*** Excerpted passage

Environmental Dose MEOHP Promotes Bladder Cancer Progress through Hybrid EMT Mechanism: Based on the Adverse Outcome Pathway

Di(2-ethylhexyl) phthalate (DEHP) is one of the major plasticizer pollutants, and numerous studies have reported the harmful effects of DEHP on human health. However, the effects of urinary DEHP metabolites on the progression of bladder Cancer remain unclear. Here, we aimed to identify the representative chemical and explore its effect and mechanism on bladder Cancer progression with epidemiological and experimental methods based on the adverse outcome pathway (AOP). The quantile-based g-computation (QGC) model showed a positive association between urinary plasticizer metabolites and bladder Cancer risks in older men (NHANES 2005-2018), with mono(2-ethyl-5-oxohexyl) phthalate (MEOHP, the secondary-metabolite of DEHP) identified as a main driver factor. We treated human bladder Cancer cells with MEOHP at environmentally relevant concentrations (10, 100, and 1000 nM) and found that 100 nM MEOHP exposure activated a hybrid EMT (epithelial-mesenchymal transition) phenotype. Mechanically, we confirmed that the environmental dose of MEOHP increased nuclear transposition of YAP and β-catenin (molecular initiating event, MIE), thereby sustaining the hybrid EMT phenotype of bladder Cancer cells through a series of key events. Our study first investigated the effects of plasticizer secondary metabolite on bladder Cancer progression, highlighting the potential damage to urinary system health caused by the metabolites of environmental chemicals and providing a new perspective for the toxicity assessment of pollutants in the future.

MEOHP; bladder cancer; hybrid EMT; plasticizer; secondary metabolite.

******

Aim of the task:
Answer these questions about the abstract on MEOHP and bladder cancer:
(a) What model showed a positive association between urinary plasticizer metabolites and bladder cancer risks in older men?
(b) At which concentration did MEOHP exposure activate a hybrid EMT phenotype?
(c) What was identified as the molecular initiating event?

*** Entries provided

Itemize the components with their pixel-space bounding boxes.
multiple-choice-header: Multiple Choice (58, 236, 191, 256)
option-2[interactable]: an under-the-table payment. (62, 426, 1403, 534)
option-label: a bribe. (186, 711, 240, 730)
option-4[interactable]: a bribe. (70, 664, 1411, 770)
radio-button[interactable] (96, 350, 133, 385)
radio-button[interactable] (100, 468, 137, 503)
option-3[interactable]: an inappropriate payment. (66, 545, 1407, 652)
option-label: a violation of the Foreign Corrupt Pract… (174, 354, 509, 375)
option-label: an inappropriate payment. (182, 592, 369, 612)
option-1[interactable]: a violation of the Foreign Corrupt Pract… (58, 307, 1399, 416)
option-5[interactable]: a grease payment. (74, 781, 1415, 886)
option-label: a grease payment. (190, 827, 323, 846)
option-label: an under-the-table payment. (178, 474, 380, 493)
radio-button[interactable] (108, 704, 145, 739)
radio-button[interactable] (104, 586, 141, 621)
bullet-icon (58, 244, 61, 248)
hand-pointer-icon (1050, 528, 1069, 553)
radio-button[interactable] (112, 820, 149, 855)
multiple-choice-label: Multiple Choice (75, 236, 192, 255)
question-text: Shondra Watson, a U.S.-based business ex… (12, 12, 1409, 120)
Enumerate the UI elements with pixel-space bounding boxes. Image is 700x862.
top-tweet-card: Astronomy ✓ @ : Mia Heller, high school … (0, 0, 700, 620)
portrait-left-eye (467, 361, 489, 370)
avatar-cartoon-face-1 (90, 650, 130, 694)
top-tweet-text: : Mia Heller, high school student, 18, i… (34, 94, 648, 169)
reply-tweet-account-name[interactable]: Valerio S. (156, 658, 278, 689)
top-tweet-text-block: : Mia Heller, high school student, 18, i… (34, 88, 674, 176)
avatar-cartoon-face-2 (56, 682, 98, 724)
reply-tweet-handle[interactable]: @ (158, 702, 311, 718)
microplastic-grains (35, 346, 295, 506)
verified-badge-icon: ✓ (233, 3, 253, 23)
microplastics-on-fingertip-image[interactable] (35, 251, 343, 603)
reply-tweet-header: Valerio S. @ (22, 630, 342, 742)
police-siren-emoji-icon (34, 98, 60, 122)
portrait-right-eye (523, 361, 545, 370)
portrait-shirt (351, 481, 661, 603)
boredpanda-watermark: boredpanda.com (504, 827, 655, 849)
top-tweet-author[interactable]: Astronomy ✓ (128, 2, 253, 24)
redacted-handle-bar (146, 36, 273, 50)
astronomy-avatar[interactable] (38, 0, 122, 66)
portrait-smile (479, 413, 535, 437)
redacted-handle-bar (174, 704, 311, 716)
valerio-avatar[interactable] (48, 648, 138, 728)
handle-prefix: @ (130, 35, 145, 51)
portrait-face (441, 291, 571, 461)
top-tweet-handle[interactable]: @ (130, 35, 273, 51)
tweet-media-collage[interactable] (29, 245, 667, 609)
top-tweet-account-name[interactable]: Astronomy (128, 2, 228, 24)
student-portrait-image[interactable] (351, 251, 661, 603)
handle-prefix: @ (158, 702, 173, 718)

******

Reply to the exercise:
(a) The quantile-based g-computation (QGC) model.
(b) 100 nM.
(c) Increased nuclear transposition of YAP and β-catenin.